Stored entries:
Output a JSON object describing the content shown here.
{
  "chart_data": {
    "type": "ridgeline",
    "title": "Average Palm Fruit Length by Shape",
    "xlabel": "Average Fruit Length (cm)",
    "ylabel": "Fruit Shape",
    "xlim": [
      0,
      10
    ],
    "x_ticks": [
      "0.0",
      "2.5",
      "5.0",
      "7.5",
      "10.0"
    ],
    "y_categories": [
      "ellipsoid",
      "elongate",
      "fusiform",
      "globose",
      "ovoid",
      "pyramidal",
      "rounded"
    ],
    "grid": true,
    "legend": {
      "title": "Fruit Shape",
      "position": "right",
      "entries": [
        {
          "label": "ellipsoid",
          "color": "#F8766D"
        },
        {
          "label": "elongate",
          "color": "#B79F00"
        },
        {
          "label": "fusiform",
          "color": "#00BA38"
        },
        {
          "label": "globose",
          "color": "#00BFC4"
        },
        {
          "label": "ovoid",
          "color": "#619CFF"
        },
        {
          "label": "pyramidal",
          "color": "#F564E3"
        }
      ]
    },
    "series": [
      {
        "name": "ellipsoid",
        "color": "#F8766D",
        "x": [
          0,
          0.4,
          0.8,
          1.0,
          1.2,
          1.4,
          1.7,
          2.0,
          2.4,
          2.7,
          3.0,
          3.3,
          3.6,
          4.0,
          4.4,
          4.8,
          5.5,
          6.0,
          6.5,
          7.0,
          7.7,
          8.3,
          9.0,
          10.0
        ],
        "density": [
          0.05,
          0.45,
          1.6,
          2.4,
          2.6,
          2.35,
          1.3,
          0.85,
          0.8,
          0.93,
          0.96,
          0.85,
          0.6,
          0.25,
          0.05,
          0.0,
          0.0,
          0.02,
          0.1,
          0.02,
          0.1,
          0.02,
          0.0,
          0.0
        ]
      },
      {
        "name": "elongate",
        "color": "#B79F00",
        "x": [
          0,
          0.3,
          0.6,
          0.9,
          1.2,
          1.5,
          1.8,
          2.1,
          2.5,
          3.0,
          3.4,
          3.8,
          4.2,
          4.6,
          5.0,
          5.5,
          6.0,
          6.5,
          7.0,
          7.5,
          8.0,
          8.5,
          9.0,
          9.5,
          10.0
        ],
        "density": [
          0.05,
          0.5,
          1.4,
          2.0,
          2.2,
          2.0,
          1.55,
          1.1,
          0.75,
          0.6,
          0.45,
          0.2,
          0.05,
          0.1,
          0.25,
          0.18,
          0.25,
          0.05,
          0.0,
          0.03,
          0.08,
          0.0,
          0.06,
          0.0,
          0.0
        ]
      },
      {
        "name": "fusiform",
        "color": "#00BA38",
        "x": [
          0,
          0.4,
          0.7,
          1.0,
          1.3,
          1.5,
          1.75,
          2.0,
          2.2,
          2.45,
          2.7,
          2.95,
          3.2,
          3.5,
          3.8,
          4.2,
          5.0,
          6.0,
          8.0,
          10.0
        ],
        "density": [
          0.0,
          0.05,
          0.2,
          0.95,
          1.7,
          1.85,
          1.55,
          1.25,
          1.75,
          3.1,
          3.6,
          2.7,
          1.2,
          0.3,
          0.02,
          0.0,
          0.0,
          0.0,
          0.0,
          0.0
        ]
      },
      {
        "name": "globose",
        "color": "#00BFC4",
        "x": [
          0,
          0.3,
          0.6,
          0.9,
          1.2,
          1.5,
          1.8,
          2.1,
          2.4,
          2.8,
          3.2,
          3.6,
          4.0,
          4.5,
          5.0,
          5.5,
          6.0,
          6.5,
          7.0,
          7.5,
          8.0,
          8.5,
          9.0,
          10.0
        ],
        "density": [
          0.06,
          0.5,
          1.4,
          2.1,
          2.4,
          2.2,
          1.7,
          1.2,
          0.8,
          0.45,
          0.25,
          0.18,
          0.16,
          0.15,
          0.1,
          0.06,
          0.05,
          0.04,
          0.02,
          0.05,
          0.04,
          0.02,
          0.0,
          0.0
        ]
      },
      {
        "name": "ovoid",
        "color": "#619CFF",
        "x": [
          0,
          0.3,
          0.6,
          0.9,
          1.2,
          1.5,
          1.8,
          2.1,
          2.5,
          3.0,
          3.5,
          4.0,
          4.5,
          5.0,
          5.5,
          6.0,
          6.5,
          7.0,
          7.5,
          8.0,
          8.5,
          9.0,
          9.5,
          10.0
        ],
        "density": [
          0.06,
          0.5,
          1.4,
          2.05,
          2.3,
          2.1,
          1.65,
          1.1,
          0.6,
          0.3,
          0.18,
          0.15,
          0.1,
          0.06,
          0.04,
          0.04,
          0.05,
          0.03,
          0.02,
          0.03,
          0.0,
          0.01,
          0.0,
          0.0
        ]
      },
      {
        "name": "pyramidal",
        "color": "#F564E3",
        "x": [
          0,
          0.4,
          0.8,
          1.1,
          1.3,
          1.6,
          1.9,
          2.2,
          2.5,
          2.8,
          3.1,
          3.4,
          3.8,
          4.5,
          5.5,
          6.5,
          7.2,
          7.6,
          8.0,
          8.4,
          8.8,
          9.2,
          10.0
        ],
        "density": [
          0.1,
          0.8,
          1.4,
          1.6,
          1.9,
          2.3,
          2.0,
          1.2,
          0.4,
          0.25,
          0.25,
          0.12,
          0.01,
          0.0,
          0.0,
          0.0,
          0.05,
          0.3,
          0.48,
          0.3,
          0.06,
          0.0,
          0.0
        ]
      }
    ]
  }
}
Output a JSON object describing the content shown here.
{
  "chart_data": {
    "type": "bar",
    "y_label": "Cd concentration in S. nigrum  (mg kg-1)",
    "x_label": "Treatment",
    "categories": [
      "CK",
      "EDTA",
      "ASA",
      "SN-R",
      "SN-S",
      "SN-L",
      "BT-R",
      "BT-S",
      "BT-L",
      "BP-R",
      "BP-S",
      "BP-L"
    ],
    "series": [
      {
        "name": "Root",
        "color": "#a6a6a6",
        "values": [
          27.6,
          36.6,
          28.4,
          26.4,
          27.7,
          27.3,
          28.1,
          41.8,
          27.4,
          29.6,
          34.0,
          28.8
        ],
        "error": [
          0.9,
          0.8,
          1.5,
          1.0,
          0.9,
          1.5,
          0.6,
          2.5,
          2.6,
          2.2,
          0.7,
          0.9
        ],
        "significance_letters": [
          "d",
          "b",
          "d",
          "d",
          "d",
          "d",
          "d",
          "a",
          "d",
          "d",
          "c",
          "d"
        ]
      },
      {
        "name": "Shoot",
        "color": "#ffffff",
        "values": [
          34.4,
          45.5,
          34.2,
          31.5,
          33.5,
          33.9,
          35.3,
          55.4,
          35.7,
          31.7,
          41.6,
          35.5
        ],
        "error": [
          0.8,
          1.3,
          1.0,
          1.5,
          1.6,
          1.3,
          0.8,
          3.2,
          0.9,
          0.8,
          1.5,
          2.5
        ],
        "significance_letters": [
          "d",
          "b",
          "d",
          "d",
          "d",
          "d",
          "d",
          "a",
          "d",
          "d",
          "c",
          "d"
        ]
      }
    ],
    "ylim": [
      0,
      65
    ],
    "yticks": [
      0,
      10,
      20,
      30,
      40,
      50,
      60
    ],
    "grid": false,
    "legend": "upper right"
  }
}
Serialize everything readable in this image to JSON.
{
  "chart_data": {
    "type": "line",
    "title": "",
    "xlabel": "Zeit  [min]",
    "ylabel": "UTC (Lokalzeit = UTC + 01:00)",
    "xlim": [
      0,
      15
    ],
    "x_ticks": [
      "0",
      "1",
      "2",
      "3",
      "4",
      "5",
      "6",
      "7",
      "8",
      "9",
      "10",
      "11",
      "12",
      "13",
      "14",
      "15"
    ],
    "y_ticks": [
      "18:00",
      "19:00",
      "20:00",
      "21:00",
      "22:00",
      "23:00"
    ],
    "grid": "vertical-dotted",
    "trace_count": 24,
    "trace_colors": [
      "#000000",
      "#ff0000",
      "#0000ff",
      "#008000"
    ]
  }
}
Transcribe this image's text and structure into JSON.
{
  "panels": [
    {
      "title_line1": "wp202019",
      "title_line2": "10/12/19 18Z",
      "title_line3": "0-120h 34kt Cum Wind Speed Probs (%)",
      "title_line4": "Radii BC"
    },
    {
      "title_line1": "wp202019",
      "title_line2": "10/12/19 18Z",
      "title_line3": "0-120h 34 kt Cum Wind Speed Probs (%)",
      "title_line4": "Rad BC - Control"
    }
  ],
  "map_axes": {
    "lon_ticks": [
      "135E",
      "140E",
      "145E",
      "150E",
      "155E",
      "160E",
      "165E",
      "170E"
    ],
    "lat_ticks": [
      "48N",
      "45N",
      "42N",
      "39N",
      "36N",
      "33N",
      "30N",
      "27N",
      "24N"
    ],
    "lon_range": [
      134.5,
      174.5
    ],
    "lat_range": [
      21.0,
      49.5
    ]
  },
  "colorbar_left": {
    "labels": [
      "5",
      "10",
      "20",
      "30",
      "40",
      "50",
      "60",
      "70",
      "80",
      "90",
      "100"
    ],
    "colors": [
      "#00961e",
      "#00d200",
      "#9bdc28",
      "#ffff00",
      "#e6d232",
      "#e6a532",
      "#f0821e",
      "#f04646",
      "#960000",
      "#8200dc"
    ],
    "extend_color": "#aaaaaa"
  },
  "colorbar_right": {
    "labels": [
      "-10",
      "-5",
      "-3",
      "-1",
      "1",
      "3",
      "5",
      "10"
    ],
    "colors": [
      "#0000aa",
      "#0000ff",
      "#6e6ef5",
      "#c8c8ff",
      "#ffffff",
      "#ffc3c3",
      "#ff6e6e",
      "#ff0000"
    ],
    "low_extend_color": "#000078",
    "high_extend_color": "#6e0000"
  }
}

Objective: List the lines of the material in which the word "Shape" occurs.

Answer to the exercise:
    "title": "Average Palm Fruit Length by Shape",
    "ylabel": "Fruit Shape",
      "title": "Fruit Shape",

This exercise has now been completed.